(Brano scelto):
***
Se il popolo è l’insieme dei cittadini di un paese, il principio di inclusione alla base del disegno costituzionale – argomenta Laura Ronchetti – dovrebbe minimizzare le differenze tra coloro che pur vivendo sullo stesso territorio hanno la cittadinanza e coloro che ne sono privi. Purtroppo, invece, le disparità tra questi due insiemi si allargano.

Il popolo è sempre più presente nel dibattito pubblico e riempie di sé, spesso a sproposito, la retorica politica. Categoria tradizionale del diritto costituzionale, il popolo è considerato uno degli elementi della forma Stato insieme alla sovranità e al territorio. Se il popolo viene giuridicamente definito come l’insieme dei cittadini, è pur vero che il principio di inclusione alla base del disegno costituzionale tende a far coincidere il popolo con la popolazione, vale a dire l’insieme delle persone che vivono stabilmente in Italia. Lo stesso principio inclusivo impone anche di minimizzare le differenze di trattamento tra persone sulla base della cittadinanza. L’effettivo sviluppo dell’ordinamento giuridico è viceversa da tempo proteso verso una sempre più netta disparità di trattamento tra i cittadini e coloro che, pur sentendosi partecipi della Nazione, non possono vantare il riconoscimento della cittadinanza dello Stato in cui sono cresciuti e vivono.

Popolo e popolazione

La forbice esistente tra i componenti del popolo e i membri della popolazione italiana, quindi, è lo specchio della crisi della capacità inclusiva del processo d’integrazione della Repubblica, con un conseguente aumento delle diseguaglianze. Pur senza considerare le forme dirette o dissimulate di discriminazione che colpiscono lo straniero in quanto tale, i soggiornanti di lungo periodo in Italia si differenziano dai cittadini de iure nell’esercizio di diritti come quelli di elettorato, di partecipazione ai concorsi pubblici, di svolgere attività sportive a livello agonistico, di iscrizione ad albi professionali, di partecipazione a gite scolastiche all’estero e di movimento. Soprattutto, però, la loro esistenza è interamente condizionata dal mantenimento delle condizioni di legittima permanenza in Italia: una vita appesa al permesso di soggiorno, senza maturare mai un diritto vero e proprio a restare e a non essere espulso, condizionando ogni altro profilo della propria esistenza, da quella lavorativa a quella familiare. Il diritto di soggiorno è diventato, infatti, un diritto politico al pari del diritto di elettorato, nonostante proprio il pensiero giuridico italiano lo abbia per lungo tempo considerato un diritto civile di ogni essere umano.
***
(Obiettivo):
Rispondi a queste domande sul brano su popolo e cittadinanza:
(a) Insieme a quali due elementi il popolo forma lo Stato?
(b) Da che cosa dipende interamente l'esistenza dei soggiornanti di lungo periodo in Italia?
(c) Come il pensiero giuridico italiano ha considerato per lungo tempo il diritto di soggiorno?

(Estratto dei dati):
***
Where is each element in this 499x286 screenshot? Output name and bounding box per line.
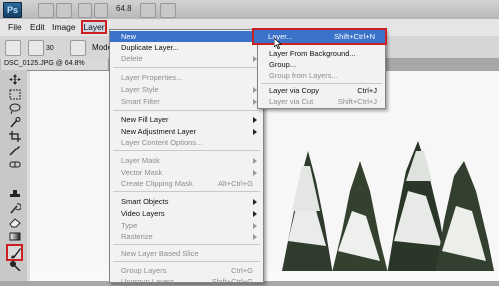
***
(Soluzione):
(a) La sovranità e il territorio.
(b) Dal mantenimento delle condizioni di legittima permanenza in Italia.
(c) Come un diritto civile di ogni essere umano.